#### RECORDS

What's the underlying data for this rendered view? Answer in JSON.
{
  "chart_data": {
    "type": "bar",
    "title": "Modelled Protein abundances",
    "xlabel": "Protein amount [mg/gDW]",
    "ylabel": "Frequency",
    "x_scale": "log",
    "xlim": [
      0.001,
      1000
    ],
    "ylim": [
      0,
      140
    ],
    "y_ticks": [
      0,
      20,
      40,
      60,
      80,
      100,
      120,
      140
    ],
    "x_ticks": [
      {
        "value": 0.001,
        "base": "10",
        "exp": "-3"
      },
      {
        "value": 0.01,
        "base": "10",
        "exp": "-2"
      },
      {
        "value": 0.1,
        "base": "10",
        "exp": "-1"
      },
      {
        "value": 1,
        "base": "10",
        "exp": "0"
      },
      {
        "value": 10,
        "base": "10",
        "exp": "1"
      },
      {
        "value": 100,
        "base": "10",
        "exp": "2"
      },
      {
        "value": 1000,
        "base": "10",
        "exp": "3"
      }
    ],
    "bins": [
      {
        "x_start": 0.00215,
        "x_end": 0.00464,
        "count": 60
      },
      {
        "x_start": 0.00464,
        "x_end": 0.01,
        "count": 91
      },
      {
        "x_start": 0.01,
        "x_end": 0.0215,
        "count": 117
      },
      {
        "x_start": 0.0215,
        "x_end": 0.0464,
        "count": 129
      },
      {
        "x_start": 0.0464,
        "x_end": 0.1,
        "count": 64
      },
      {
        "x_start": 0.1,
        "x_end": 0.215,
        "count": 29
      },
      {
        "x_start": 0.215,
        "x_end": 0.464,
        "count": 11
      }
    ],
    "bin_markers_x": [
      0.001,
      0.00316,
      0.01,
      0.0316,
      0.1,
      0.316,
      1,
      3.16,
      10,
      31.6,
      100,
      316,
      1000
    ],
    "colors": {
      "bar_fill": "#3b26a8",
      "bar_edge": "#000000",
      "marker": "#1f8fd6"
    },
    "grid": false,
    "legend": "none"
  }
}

########

### WHAT YOU NEED TO DO
Scan the entries and show every line in which the word "Protein" is found.

### TASK RESULT
    "title": "Modelled Protein abundances",
    "xlabel": "Protein amount [mg/gDW]",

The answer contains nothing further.